Items from a figure collection

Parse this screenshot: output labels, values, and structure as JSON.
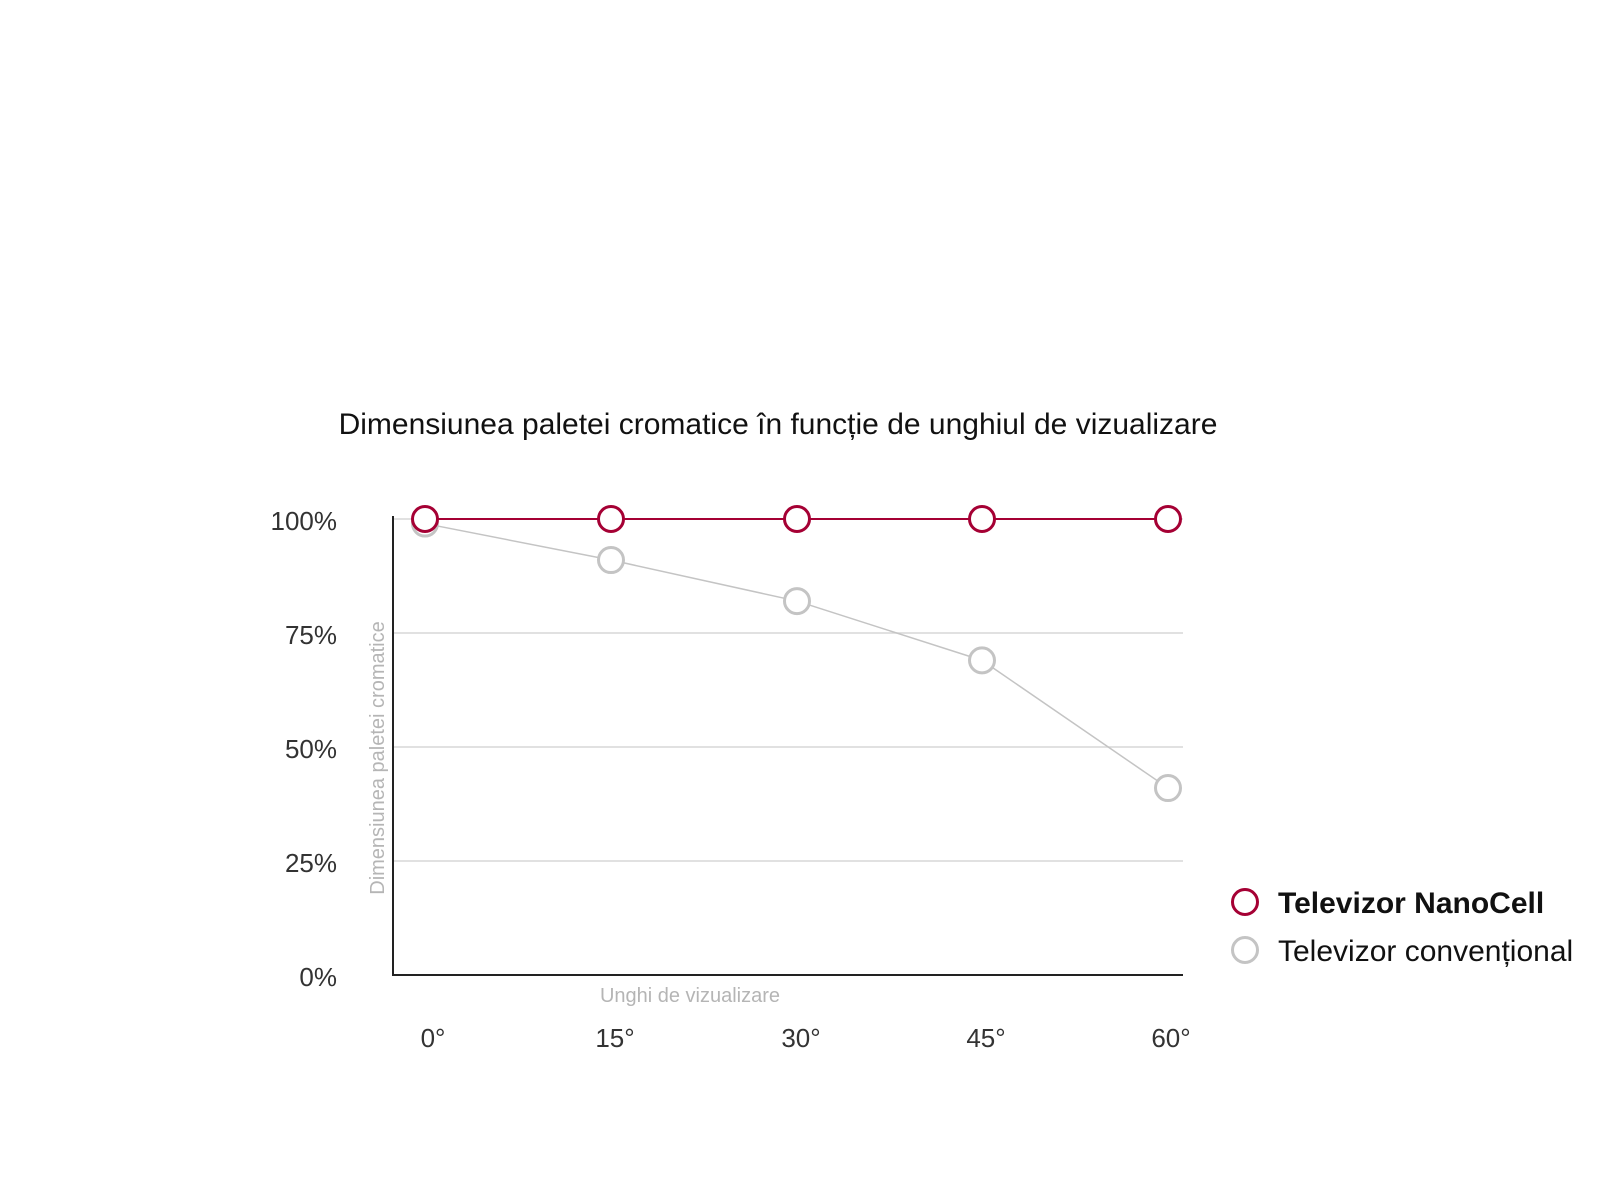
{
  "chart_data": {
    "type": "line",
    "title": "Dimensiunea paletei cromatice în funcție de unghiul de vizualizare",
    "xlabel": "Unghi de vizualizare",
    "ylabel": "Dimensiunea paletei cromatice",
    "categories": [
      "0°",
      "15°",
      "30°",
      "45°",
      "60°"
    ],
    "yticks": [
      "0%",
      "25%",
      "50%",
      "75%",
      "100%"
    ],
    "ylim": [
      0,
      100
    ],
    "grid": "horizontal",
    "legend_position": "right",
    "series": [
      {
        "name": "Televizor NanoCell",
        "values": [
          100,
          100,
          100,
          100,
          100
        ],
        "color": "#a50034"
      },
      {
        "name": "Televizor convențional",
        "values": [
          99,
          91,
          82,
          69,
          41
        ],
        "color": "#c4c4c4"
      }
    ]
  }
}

Instruction
Give every record again exactly, apart from the pictures, which stay out.

Result for this task
Parse this screenshot: output labels, values, and structure as JSON.
{
  "chart_data": {
    "type": "line",
    "title": "Dimensiunea paletei cromatice în funcție de unghiul de vizualizare",
    "xlabel": "Unghi de vizualizare",
    "ylabel": "Dimensiunea paletei cromatice",
    "categories": [
      "0°",
      "15°",
      "30°",
      "45°",
      "60°"
    ],
    "yticks": [
      "0%",
      "25%",
      "50%",
      "75%",
      "100%"
    ],
    "ylim": [
      0,
      100
    ],
    "grid": "horizontal",
    "legend_position": "right",
    "series": [
      {
        "name": "Televizor NanoCell",
        "values": [
          100,
          100,
          100,
          100,
          100
        ],
        "color": "#a50034"
      },
      {
        "name": "Televizor convențional",
        "values": [
          99,
          91,
          82,
          69,
          41
        ],
        "color": "#c4c4c4"
      }
    ]
  }
}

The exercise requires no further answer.